Description of the task: Reproduce each line that includes the word "dalam".

Stored data entries
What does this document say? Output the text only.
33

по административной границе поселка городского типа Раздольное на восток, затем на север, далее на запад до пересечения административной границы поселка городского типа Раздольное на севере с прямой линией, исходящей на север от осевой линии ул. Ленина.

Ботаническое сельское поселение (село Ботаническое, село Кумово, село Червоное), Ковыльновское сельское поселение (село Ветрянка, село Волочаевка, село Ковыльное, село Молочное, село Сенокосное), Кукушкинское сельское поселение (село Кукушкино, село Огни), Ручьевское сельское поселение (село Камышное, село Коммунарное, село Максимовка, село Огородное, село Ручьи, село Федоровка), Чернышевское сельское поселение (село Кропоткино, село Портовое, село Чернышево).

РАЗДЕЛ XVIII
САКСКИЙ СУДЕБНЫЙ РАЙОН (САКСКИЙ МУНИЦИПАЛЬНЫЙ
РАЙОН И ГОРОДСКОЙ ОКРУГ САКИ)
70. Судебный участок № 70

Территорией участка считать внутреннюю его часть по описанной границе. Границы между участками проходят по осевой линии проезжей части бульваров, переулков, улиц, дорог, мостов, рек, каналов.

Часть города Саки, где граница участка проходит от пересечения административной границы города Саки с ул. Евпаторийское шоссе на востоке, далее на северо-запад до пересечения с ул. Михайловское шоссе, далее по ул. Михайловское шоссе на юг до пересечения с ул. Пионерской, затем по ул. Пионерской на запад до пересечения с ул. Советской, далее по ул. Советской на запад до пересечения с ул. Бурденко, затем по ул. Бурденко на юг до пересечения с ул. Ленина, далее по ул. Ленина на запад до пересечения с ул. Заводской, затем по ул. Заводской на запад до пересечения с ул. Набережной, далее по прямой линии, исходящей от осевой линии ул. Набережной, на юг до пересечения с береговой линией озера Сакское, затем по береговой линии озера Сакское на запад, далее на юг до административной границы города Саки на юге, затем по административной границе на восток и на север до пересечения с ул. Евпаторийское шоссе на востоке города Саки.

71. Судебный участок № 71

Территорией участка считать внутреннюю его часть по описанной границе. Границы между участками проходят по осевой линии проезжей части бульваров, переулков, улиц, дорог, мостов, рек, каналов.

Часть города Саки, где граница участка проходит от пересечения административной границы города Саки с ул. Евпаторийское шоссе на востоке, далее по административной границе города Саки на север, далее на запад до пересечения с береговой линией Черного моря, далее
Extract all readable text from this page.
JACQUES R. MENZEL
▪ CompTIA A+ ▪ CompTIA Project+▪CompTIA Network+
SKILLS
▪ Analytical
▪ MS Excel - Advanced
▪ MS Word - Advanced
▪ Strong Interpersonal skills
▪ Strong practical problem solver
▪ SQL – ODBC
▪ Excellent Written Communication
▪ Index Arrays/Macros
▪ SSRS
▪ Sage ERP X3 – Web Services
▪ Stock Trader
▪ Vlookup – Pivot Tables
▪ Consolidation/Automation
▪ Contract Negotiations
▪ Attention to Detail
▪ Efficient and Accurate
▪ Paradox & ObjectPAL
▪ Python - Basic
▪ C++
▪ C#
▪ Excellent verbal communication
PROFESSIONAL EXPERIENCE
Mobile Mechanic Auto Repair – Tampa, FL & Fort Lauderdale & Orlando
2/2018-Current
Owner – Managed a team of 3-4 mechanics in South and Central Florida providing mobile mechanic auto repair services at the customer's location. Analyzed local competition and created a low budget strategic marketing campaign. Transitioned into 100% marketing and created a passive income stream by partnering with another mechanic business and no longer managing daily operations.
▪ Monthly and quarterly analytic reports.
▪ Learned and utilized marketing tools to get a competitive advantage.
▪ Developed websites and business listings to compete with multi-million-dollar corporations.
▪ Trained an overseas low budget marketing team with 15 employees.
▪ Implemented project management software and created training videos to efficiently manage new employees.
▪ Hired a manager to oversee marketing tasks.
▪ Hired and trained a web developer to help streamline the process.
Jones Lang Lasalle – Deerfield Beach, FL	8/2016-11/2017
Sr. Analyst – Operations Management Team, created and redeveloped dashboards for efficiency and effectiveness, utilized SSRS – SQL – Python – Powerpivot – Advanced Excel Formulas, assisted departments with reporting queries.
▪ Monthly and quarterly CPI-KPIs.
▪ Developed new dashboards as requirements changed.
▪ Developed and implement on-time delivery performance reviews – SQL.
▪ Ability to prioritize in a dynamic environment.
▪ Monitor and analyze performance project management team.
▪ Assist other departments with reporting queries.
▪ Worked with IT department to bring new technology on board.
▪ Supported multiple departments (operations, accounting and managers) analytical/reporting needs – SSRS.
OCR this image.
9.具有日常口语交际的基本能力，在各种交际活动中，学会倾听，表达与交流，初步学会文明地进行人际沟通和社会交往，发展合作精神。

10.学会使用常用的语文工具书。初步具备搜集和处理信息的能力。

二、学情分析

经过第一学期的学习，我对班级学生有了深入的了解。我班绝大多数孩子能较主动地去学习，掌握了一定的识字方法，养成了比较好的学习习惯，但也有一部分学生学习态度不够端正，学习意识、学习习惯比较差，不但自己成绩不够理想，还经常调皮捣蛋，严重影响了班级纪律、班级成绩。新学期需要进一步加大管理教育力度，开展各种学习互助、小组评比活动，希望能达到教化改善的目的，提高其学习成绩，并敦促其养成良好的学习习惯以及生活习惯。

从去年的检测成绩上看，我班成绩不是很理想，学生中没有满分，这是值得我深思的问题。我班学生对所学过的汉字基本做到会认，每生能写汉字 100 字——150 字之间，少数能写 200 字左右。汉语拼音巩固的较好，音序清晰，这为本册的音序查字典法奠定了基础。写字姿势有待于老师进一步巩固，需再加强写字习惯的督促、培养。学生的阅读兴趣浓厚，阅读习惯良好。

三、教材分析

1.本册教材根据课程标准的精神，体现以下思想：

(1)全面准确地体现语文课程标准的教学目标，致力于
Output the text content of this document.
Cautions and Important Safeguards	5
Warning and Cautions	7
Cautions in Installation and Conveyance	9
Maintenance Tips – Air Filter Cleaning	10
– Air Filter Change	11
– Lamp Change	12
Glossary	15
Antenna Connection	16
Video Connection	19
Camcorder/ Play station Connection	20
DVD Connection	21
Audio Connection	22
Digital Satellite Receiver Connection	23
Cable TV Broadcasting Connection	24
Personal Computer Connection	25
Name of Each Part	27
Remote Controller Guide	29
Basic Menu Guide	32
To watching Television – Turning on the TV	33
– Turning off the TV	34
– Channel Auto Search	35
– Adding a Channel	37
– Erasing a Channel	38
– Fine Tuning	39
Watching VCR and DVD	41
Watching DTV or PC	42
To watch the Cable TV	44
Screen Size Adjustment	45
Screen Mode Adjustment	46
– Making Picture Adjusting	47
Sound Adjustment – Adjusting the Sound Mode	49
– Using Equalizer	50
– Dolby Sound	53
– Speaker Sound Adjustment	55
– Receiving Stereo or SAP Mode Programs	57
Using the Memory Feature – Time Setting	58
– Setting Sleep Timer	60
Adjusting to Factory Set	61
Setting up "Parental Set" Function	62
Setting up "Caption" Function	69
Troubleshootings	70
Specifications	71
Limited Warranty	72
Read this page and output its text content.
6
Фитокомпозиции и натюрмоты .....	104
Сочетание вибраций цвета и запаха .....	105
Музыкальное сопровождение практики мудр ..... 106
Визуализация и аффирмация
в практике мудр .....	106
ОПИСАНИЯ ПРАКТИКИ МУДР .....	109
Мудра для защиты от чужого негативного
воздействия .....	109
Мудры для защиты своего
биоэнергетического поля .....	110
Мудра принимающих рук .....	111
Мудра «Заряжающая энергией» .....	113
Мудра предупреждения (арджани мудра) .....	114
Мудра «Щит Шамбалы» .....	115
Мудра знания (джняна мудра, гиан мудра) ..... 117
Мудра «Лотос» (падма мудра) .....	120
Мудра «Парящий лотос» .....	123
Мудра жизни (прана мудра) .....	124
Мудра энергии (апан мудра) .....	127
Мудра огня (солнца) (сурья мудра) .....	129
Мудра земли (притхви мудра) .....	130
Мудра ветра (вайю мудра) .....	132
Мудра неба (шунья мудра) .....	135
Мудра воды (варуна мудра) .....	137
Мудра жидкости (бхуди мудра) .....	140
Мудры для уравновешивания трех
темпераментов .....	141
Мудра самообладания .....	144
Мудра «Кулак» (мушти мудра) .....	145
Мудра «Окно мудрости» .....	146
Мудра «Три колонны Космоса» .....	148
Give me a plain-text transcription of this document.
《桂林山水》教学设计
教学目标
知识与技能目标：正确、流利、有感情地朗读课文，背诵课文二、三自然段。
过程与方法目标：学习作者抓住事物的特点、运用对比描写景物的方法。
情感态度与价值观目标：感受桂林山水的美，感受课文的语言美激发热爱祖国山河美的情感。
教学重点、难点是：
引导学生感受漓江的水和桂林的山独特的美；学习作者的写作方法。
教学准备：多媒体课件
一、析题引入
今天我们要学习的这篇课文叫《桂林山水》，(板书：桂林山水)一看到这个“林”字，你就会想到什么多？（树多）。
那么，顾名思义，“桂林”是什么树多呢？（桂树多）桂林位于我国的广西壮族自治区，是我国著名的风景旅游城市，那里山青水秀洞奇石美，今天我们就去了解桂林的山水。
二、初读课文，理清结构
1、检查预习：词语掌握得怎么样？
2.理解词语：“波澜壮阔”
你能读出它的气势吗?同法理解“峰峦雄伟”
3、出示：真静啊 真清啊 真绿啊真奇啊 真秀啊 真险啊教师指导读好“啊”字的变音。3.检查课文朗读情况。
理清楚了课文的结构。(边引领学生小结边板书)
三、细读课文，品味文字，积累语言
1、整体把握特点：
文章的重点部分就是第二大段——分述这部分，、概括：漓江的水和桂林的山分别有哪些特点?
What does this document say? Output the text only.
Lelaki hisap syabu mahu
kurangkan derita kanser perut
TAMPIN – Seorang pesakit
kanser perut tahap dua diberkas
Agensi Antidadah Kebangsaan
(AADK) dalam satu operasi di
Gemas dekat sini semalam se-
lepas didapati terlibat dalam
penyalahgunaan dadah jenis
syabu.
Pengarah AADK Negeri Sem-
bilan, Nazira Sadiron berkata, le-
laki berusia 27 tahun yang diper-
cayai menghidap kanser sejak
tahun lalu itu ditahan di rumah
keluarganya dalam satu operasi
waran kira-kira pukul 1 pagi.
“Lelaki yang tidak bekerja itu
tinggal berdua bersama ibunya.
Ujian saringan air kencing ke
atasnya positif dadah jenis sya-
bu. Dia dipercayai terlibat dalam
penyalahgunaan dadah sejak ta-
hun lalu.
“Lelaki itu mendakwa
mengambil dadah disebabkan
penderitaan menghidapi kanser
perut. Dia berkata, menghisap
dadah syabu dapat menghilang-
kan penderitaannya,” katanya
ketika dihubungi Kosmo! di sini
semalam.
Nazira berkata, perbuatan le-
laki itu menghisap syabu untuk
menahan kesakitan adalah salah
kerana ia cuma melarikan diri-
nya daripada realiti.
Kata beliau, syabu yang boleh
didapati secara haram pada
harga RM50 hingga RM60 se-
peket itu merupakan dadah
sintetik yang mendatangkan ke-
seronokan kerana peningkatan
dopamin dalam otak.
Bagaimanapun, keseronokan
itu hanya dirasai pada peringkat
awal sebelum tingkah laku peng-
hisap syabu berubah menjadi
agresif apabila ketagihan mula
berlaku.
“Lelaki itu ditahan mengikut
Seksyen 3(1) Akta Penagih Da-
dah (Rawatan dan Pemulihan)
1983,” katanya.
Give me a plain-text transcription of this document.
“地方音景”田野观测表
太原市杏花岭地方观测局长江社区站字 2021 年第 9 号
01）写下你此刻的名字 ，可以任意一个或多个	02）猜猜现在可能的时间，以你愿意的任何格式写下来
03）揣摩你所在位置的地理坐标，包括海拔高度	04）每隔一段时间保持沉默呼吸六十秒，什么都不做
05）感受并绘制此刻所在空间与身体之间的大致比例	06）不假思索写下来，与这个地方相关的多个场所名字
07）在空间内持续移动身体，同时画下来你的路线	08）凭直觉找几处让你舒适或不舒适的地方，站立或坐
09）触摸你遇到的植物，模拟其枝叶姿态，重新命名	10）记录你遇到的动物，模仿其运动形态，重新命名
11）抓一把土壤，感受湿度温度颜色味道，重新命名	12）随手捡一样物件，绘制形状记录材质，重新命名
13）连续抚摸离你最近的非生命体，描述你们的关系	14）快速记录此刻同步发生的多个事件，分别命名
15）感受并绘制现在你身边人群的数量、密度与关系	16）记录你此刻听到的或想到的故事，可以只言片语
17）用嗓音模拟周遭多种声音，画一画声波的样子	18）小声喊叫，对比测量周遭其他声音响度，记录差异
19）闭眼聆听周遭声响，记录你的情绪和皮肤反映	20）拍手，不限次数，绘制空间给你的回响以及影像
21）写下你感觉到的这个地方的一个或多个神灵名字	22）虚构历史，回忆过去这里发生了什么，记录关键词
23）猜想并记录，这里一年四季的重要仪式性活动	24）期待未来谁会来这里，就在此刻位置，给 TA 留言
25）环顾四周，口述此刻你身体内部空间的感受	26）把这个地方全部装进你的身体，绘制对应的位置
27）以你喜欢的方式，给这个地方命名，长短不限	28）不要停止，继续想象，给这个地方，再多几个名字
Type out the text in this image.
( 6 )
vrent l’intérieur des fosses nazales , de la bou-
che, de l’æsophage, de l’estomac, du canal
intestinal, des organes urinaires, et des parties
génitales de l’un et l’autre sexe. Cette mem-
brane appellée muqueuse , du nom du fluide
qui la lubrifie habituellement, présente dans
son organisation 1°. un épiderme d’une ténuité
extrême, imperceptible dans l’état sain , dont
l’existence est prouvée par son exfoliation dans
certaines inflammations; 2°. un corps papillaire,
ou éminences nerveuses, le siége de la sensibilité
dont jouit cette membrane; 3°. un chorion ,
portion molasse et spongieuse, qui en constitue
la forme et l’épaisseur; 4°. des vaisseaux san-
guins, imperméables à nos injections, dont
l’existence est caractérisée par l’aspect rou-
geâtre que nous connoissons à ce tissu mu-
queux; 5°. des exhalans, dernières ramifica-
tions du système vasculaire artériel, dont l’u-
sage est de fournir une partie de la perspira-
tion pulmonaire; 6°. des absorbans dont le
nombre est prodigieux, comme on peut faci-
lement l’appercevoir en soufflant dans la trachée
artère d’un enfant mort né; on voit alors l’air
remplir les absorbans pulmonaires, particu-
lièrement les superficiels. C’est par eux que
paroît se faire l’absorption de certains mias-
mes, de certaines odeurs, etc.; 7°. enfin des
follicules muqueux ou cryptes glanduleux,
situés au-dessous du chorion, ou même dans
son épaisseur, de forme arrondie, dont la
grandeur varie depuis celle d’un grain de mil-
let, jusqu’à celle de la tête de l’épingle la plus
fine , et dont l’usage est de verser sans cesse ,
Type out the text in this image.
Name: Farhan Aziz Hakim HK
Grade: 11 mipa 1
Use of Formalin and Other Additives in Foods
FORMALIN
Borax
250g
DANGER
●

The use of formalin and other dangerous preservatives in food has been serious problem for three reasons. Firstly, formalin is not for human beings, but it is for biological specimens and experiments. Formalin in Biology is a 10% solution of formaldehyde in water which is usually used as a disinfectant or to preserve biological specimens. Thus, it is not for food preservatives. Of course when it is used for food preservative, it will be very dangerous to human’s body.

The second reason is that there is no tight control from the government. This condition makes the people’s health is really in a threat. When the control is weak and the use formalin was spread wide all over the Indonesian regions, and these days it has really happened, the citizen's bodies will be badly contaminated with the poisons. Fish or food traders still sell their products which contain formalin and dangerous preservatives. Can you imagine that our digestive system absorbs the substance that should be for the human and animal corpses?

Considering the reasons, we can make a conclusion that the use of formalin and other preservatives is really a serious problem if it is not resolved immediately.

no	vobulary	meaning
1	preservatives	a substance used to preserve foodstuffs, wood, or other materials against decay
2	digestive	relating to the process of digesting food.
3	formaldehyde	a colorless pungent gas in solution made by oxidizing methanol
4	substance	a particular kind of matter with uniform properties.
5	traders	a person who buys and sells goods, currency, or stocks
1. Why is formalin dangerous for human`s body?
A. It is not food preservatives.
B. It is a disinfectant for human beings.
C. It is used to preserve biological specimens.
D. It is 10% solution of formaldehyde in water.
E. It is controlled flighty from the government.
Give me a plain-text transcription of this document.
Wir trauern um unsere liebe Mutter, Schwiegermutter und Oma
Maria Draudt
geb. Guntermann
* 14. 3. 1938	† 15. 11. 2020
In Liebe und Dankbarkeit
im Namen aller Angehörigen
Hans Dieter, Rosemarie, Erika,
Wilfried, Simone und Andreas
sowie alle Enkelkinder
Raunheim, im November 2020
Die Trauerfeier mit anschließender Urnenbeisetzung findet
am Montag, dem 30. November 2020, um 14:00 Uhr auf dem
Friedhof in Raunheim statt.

The answer:
(AADK) dalam satu operasi di
lepas didapati terlibat dalam
keluarganya dalam satu operasi
bu. Dia dipercayai terlibat dalam
dopamin dalam otak.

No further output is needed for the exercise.